- Given task -
Copy out the listing that follows, exactly, without its pictures.

Extracts from a graphics dataset:
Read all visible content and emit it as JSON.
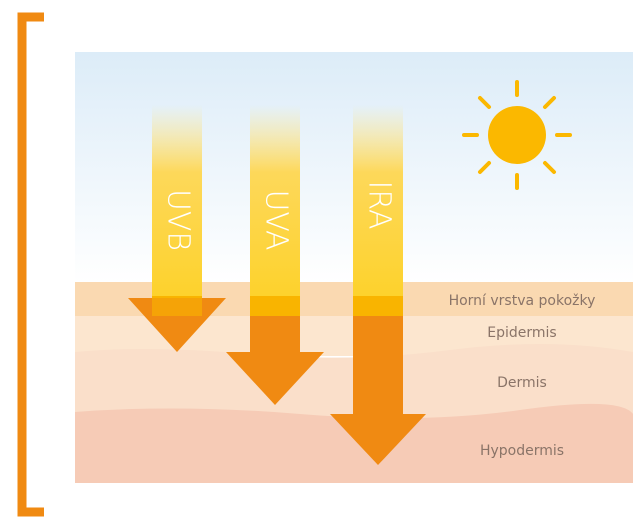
{
  "rays": [
    {
      "label": "UVB"
    },
    {
      "label": "UVA"
    },
    {
      "label": "IRA"
    }
  ],
  "layers": [
    {
      "label": "Horní vrstva pokožky"
    },
    {
      "label": "Epidermis"
    },
    {
      "label": "Dermis"
    },
    {
      "label": "Hypodermis"
    }
  ]
}
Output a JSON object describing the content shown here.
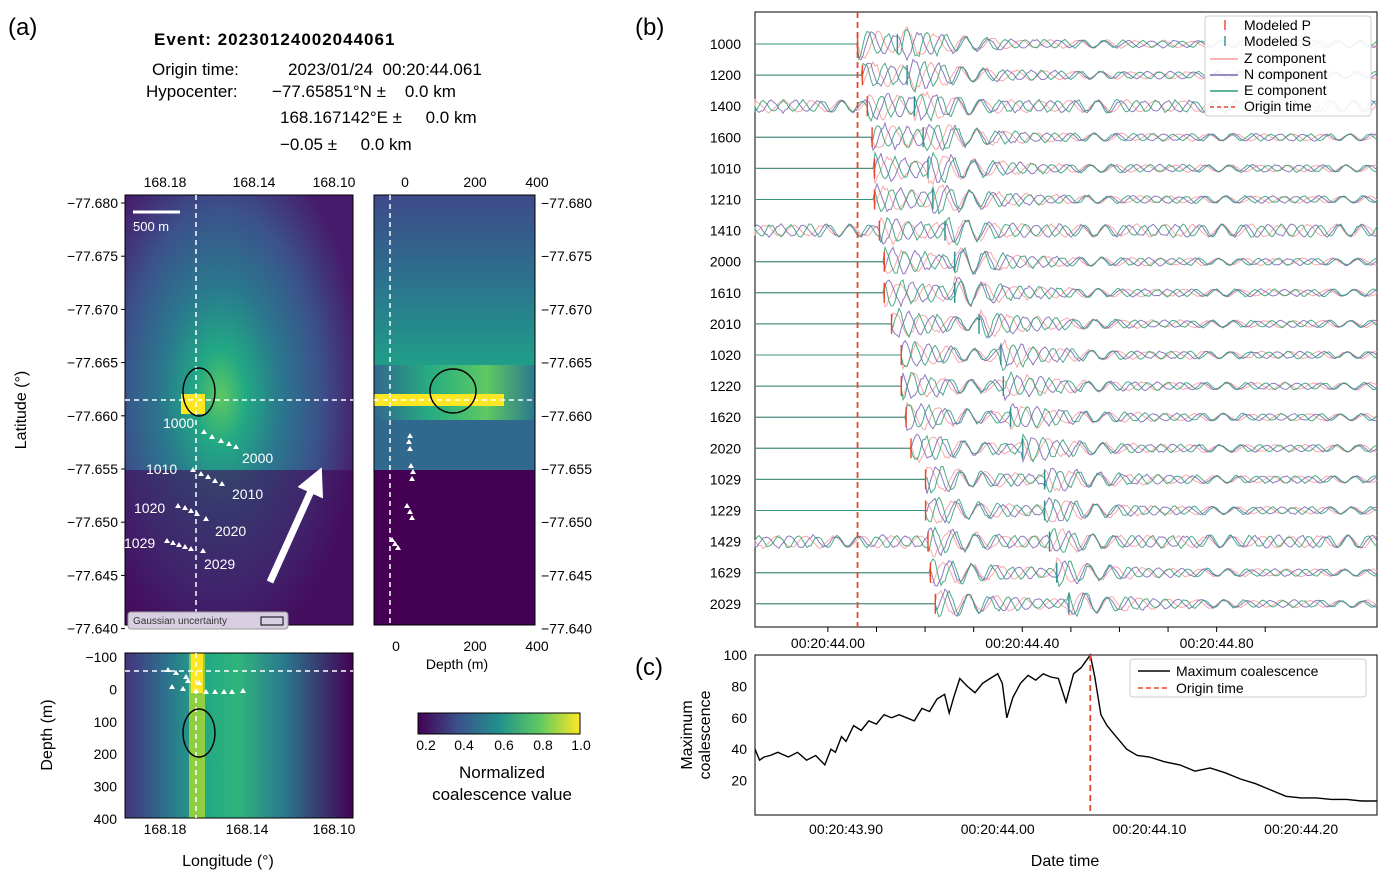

- Full solution -
Read all visible content and emit it as JSON.
{
  "rays": [
    {
      "label": "UVB"
    },
    {
      "label": "UVA"
    },
    {
      "label": "IRA"
    }
  ],
  "layers": [
    {
      "label": "Horní vrstva pokožky"
    },
    {
      "label": "Epidermis"
    },
    {
      "label": "Dermis"
    },
    {
      "label": "Hypodermis"
    }
  ]
}
Output a JSON object describing the content shown here.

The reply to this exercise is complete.